— Start of DATASET EXTRACT —
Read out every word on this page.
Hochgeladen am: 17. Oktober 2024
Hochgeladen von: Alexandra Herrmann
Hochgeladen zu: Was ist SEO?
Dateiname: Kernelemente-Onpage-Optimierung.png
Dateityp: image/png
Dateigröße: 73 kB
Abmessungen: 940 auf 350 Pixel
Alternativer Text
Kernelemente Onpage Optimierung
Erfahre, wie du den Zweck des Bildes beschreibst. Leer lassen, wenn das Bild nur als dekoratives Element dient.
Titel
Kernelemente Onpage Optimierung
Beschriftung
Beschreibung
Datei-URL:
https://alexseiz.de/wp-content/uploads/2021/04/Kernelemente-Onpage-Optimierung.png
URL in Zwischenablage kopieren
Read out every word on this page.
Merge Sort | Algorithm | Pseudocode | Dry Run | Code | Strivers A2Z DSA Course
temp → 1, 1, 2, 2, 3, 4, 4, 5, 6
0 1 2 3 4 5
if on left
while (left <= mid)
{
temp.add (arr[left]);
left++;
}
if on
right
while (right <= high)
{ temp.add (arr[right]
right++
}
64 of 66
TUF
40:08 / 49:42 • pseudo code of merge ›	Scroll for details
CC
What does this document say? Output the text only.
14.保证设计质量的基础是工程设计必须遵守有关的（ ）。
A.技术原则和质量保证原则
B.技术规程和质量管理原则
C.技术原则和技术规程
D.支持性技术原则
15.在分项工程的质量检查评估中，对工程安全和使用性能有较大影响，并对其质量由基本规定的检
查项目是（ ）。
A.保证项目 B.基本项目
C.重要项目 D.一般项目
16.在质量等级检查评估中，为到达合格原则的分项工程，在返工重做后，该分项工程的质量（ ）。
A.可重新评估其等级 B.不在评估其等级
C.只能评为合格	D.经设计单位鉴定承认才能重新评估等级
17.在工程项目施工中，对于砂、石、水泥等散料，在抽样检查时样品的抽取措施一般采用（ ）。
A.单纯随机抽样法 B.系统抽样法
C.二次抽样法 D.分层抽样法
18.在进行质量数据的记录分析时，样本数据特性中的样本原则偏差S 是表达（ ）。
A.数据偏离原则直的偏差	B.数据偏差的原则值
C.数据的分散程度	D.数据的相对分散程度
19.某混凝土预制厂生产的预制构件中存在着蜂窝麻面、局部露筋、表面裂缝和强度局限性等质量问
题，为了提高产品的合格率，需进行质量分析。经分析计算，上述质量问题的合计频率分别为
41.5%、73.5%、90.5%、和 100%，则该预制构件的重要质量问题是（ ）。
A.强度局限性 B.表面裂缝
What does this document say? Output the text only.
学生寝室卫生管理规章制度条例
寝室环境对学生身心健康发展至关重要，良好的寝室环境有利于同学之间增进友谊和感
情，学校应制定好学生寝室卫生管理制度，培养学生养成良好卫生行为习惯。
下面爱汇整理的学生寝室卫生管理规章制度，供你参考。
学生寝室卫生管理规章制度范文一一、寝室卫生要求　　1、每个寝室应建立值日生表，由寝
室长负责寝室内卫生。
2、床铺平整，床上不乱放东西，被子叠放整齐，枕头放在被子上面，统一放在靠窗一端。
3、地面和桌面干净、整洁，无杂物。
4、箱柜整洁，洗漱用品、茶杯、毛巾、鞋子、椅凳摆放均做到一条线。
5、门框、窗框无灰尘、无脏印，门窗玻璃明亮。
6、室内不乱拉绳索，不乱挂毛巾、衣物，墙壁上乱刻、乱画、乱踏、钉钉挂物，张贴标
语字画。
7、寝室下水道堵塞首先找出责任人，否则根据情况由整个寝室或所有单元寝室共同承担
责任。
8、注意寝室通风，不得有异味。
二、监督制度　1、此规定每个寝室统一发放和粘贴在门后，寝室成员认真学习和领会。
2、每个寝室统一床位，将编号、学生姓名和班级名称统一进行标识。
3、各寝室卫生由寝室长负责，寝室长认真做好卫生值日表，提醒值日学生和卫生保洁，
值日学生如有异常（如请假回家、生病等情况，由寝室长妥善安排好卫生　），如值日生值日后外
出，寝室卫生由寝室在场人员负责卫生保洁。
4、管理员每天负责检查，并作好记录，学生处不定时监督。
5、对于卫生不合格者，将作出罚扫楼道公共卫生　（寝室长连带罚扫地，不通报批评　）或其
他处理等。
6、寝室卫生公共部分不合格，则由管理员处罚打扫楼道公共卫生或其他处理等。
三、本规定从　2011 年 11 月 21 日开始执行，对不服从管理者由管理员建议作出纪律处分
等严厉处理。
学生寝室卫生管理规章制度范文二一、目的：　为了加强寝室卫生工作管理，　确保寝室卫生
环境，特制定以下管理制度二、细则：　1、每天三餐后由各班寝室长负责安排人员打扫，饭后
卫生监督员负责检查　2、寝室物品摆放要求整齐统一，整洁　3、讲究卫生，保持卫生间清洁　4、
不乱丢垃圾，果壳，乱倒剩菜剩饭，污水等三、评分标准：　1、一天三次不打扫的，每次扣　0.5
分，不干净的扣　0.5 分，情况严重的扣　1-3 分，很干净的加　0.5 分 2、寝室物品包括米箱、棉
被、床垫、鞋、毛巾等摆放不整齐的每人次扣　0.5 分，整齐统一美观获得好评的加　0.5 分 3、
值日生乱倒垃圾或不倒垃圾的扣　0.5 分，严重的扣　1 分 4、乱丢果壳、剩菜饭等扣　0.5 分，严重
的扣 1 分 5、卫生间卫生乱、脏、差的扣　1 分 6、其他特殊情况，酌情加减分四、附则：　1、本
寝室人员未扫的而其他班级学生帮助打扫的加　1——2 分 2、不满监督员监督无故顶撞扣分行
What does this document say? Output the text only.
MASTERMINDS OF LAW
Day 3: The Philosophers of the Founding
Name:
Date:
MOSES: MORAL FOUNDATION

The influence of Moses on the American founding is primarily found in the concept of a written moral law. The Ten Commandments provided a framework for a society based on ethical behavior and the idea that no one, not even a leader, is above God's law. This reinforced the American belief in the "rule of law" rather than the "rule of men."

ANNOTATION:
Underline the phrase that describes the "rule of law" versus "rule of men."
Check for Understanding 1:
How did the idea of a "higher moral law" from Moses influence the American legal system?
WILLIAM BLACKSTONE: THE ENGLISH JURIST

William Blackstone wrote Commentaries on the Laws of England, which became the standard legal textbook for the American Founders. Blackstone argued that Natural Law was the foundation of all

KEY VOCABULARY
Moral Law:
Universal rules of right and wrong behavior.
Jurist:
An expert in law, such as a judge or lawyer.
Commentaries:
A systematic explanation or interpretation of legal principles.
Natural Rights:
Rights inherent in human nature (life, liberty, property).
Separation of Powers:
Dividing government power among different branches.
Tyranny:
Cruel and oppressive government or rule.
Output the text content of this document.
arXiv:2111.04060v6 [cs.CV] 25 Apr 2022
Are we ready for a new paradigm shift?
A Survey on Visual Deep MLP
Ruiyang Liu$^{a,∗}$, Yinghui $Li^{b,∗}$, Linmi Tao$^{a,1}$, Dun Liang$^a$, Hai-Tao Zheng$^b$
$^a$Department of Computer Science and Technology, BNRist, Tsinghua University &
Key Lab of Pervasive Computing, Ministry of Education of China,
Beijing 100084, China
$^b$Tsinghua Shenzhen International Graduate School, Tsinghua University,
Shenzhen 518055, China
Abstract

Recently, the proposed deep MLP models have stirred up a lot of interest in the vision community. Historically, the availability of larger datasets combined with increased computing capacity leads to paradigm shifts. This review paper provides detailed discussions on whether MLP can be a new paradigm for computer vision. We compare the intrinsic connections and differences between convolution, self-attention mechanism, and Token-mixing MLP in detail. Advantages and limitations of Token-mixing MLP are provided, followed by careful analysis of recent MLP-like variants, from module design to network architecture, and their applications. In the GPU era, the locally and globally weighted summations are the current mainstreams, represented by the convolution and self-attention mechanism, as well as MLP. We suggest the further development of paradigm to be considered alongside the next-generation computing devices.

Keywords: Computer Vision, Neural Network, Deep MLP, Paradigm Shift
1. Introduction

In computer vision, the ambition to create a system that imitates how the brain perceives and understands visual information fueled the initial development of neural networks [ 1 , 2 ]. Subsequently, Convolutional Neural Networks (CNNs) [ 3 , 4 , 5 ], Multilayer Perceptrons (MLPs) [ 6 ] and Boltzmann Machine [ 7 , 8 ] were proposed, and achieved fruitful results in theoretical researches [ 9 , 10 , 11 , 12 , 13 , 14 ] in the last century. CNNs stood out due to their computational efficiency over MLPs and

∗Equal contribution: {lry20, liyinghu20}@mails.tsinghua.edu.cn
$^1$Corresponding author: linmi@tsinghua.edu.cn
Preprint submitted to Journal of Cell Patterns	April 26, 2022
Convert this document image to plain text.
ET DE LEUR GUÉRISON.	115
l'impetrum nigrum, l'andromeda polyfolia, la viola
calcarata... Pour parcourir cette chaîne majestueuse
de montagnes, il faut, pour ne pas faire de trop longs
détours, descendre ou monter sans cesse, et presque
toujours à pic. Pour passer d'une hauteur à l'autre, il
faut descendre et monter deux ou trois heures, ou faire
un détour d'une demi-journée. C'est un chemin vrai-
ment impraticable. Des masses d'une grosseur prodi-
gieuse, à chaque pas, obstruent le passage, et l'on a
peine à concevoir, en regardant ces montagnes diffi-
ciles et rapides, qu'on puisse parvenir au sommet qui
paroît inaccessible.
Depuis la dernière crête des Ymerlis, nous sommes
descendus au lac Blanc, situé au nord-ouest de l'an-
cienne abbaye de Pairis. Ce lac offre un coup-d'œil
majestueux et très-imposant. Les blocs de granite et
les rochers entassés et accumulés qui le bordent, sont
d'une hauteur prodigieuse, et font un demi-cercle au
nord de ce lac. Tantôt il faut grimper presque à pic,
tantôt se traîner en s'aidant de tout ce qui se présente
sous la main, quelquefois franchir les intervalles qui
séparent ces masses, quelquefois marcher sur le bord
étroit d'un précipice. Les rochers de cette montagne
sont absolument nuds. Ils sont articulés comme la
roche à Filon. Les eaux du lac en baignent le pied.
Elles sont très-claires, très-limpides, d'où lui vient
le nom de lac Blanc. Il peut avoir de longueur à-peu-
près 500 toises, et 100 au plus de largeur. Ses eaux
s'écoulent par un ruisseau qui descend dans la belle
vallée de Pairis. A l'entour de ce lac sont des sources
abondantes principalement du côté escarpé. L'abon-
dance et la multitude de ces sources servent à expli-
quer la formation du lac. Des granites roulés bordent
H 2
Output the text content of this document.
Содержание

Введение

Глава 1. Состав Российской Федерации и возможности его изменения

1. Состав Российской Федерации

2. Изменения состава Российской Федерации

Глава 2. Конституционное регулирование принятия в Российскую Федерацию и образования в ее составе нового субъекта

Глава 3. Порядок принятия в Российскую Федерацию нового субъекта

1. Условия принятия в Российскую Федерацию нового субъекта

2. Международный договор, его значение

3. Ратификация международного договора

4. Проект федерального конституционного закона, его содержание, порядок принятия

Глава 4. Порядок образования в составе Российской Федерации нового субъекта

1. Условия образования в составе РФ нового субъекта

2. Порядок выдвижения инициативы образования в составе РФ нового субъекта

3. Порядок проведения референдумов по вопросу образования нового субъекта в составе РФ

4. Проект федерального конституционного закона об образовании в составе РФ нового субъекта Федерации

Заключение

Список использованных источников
— End of DATASET EXTRACT —
#### [TASK TO CARRY OUT]
Identify and list each line with the word "legal".

#### [THE COMPLETED TASK]
How did the idea of a "higher moral law" from Moses influence the American legal system?
William Blackstone wrote Commentaries on the Laws of England, which became the standard legal textbook for the American Founders. Blackstone argued that Natural Law was the foundation of all
A systematic explanation or interpretation of legal principles.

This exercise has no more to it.